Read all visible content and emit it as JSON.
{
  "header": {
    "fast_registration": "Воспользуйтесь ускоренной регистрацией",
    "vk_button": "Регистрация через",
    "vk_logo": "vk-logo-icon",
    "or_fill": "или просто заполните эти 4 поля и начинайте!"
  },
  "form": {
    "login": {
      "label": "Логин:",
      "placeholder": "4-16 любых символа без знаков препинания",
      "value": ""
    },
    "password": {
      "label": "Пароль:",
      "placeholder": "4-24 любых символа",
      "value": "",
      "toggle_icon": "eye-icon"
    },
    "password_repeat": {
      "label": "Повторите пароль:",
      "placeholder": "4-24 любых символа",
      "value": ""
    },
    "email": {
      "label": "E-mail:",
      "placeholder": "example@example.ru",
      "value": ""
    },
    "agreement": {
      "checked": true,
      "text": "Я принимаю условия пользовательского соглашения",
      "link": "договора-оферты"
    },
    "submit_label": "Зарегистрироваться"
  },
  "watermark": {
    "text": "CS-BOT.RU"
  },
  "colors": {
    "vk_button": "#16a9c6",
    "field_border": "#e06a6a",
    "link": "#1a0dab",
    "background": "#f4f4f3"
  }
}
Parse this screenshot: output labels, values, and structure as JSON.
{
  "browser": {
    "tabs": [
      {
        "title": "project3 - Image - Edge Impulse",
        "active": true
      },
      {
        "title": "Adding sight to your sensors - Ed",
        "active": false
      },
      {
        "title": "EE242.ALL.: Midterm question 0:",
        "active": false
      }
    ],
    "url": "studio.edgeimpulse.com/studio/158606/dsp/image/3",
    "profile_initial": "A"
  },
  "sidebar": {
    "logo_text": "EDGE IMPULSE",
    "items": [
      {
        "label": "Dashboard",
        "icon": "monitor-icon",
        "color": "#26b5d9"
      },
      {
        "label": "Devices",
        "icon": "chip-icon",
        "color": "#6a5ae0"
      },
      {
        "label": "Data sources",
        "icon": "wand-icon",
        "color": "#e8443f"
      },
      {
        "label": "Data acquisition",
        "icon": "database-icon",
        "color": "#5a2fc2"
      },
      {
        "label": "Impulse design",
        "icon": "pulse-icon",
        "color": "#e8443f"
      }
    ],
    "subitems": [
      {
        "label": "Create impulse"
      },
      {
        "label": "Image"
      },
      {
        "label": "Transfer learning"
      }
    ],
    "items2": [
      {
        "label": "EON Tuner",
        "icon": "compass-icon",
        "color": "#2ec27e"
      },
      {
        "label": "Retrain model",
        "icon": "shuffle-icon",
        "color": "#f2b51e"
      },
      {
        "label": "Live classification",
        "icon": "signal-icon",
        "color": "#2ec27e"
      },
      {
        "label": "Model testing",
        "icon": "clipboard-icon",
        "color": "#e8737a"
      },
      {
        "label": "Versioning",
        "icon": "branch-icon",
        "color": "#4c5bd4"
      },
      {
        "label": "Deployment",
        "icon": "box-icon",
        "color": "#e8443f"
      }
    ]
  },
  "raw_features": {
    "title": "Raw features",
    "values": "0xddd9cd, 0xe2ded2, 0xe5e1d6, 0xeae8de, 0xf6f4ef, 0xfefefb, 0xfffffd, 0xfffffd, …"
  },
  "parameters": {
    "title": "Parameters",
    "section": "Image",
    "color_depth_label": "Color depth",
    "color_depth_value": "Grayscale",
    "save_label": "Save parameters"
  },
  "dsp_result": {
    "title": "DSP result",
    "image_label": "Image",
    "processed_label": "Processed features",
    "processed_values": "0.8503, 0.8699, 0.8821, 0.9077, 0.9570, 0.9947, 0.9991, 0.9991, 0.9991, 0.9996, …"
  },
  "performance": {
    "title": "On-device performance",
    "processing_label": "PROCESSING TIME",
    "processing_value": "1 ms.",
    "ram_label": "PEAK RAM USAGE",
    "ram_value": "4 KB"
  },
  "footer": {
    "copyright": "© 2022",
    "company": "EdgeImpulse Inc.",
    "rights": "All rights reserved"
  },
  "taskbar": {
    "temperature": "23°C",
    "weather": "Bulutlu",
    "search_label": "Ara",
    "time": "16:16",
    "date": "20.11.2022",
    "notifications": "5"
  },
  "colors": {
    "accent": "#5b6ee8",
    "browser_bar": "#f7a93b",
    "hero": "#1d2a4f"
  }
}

_ _ _ _ _ _ _

TASK INSTRUCTIONS.
Pull every line containing "JSON" out of the data above.

RESPONSE TO THE EXERCISE.
Read all visible content and emit it as JSON.
Parse this screenshot: output labels, values, and structure as JSON.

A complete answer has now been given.